═══ SUPPLIED INFORMATION

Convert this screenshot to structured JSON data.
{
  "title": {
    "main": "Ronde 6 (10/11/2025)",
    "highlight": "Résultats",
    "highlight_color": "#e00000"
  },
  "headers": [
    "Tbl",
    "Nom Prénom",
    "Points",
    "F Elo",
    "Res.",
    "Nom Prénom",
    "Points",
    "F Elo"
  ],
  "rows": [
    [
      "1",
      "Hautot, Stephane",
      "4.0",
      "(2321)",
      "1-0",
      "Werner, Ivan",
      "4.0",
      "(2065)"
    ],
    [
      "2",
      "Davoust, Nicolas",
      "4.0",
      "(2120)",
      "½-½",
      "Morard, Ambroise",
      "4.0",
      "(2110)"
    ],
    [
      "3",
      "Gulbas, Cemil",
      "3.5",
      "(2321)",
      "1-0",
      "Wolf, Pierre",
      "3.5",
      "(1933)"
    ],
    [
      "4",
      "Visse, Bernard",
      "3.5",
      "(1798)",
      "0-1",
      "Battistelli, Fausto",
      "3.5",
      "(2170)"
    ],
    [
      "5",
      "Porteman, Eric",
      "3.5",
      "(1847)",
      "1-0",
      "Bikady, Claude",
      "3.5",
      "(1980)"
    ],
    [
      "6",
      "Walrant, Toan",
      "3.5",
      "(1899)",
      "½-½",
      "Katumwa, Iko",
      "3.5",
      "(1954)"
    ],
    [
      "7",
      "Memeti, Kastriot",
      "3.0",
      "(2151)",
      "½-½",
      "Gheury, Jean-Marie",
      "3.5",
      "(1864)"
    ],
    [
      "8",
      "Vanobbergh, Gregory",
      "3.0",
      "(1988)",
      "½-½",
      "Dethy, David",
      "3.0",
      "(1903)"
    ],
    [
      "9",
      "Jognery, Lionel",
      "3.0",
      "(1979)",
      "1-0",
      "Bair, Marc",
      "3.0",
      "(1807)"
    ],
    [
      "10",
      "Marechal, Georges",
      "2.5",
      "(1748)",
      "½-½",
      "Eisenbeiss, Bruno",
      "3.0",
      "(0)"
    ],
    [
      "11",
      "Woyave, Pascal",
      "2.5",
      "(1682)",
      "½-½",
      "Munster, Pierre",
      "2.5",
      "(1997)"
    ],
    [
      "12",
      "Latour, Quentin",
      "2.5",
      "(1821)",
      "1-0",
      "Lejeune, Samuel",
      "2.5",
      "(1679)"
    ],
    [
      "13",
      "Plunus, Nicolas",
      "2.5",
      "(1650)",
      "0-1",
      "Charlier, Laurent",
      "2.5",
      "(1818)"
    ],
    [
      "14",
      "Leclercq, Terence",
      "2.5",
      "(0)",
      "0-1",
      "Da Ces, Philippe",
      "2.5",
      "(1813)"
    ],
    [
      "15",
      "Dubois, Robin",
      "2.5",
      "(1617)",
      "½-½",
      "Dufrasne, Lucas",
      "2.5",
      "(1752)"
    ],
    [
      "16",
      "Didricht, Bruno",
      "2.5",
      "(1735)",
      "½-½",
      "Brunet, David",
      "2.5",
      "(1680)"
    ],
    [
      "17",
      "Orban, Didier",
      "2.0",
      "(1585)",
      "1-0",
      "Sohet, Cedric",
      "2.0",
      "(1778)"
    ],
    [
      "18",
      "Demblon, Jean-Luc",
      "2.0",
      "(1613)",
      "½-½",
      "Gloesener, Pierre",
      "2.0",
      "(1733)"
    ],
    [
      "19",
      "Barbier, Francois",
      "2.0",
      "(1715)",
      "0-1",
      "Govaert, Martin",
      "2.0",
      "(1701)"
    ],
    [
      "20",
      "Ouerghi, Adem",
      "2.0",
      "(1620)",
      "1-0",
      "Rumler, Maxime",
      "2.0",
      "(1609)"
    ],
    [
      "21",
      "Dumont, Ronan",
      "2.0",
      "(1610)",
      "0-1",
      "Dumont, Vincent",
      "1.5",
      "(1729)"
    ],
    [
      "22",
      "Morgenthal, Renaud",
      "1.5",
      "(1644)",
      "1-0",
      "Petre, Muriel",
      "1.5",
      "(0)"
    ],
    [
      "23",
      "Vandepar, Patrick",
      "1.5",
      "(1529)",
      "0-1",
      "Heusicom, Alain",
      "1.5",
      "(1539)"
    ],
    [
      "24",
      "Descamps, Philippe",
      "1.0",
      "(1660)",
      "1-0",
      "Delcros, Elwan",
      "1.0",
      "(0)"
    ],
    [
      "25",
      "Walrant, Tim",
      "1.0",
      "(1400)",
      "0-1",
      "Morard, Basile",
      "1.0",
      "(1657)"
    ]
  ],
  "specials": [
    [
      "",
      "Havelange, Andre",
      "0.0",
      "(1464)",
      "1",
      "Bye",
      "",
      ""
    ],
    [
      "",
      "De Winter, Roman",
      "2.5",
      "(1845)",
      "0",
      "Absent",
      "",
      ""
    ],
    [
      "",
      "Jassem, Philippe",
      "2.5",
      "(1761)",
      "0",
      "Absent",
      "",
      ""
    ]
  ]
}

══════

### TASK STATEMENT
Return the listing above in its exact form.

### CORRECT ANSWER
Convert this screenshot to structured JSON data.
{
  "title": {
    "main": "Ronde 6 (10/11/2025)",
    "highlight": "Résultats",
    "highlight_color": "#e00000"
  },
  "headers": [
    "Tbl",
    "Nom Prénom",
    "Points",
    "F Elo",
    "Res.",
    "Nom Prénom",
    "Points",
    "F Elo"
  ],
  "rows": [
    [
      "1",
      "Hautot, Stephane",
      "4.0",
      "(2321)",
      "1-0",
      "Werner, Ivan",
      "4.0",
      "(2065)"
    ],
    [
      "2",
      "Davoust, Nicolas",
      "4.0",
      "(2120)",
      "½-½",
      "Morard, Ambroise",
      "4.0",
      "(2110)"
    ],
    [
      "3",
      "Gulbas, Cemil",
      "3.5",
      "(2321)",
      "1-0",
      "Wolf, Pierre",
      "3.5",
      "(1933)"
    ],
    [
      "4",
      "Visse, Bernard",
      "3.5",
      "(1798)",
      "0-1",
      "Battistelli, Fausto",
      "3.5",
      "(2170)"
    ],
    [
      "5",
      "Porteman, Eric",
      "3.5",
      "(1847)",
      "1-0",
      "Bikady, Claude",
      "3.5",
      "(1980)"
    ],
    [
      "6",
      "Walrant, Toan",
      "3.5",
      "(1899)",
      "½-½",
      "Katumwa, Iko",
      "3.5",
      "(1954)"
    ],
    [
      "7",
      "Memeti, Kastriot",
      "3.0",
      "(2151)",
      "½-½",
      "Gheury, Jean-Marie",
      "3.5",
      "(1864)"
    ],
    [
      "8",
      "Vanobbergh, Gregory",
      "3.0",
      "(1988)",
      "½-½",
      "Dethy, David",
      "3.0",
      "(1903)"
    ],
    [
      "9",
      "Jognery, Lionel",
      "3.0",
      "(1979)",
      "1-0",
      "Bair, Marc",
      "3.0",
      "(1807)"
    ],
    [
      "10",
      "Marechal, Georges",
      "2.5",
      "(1748)",
      "½-½",
      "Eisenbeiss, Bruno",
      "3.0",
      "(0)"
    ],
    [
      "11",
      "Woyave, Pascal",
      "2.5",
      "(1682)",
      "½-½",
      "Munster, Pierre",
      "2.5",
      "(1997)"
    ],
    [
      "12",
      "Latour, Quentin",
      "2.5",
      "(1821)",
      "1-0",
      "Lejeune, Samuel",
      "2.5",
      "(1679)"
    ],
    [
      "13",
      "Plunus, Nicolas",
      "2.5",
      "(1650)",
      "0-1",
      "Charlier, Laurent",
      "2.5",
      "(1818)"
    ],
    [
      "14",
      "Leclercq, Terence",
      "2.5",
      "(0)",
      "0-1",
      "Da Ces, Philippe",
      "2.5",
      "(1813)"
    ],
    [
      "15",
      "Dubois, Robin",
      "2.5",
      "(1617)",
      "½-½",
      "Dufrasne, Lucas",
      "2.5",
      "(1752)"
    ],
    [
      "16",
      "Didricht, Bruno",
      "2.5",
      "(1735)",
      "½-½",
      "Brunet, David",
      "2.5",
      "(1680)"
    ],
    [
      "17",
      "Orban, Didier",
      "2.0",
      "(1585)",
      "1-0",
      "Sohet, Cedric",
      "2.0",
      "(1778)"
    ],
    [
      "18",
      "Demblon, Jean-Luc",
      "2.0",
      "(1613)",
      "½-½",
      "Gloesener, Pierre",
      "2.0",
      "(1733)"
    ],
    [
      "19",
      "Barbier, Francois",
      "2.0",
      "(1715)",
      "0-1",
      "Govaert, Martin",
      "2.0",
      "(1701)"
    ],
    [
      "20",
      "Ouerghi, Adem",
      "2.0",
      "(1620)",
      "1-0",
      "Rumler, Maxime",
      "2.0",
      "(1609)"
    ],
    [
      "21",
      "Dumont, Ronan",
      "2.0",
      "(1610)",
      "0-1",
      "Dumont, Vincent",
      "1.5",
      "(1729)"
    ],
    [
      "22",
      "Morgenthal, Renaud",
      "1.5",
      "(1644)",
      "1-0",
      "Petre, Muriel",
      "1.5",
      "(0)"
    ],
    [
      "23",
      "Vandepar, Patrick",
      "1.5",
      "(1529)",
      "0-1",
      "Heusicom, Alain",
      "1.5",
      "(1539)"
    ],
    [
      "24",
      "Descamps, Philippe",
      "1.0",
      "(1660)",
      "1-0",
      "Delcros, Elwan",
      "1.0",
      "(0)"
    ],
    [
      "25",
      "Walrant, Tim",
      "1.0",
      "(1400)",
      "0-1",
      "Morard, Basile",
      "1.0",
      "(1657)"
    ]
  ],
  "specials": [
    [
      "",
      "Havelange, Andre",
      "0.0",
      "(1464)",
      "1",
      "Bye",
      "",
      ""
    ],
    [
      "",
      "De Winter, Roman",
      "2.5",
      "(1845)",
      "0",
      "Absent",
      "",
      ""
    ],
    [
      "",
      "Jassem, Philippe",
      "2.5",
      "(1761)",
      "0",
      "Absent",
      "",
      ""
    ]
  ]
}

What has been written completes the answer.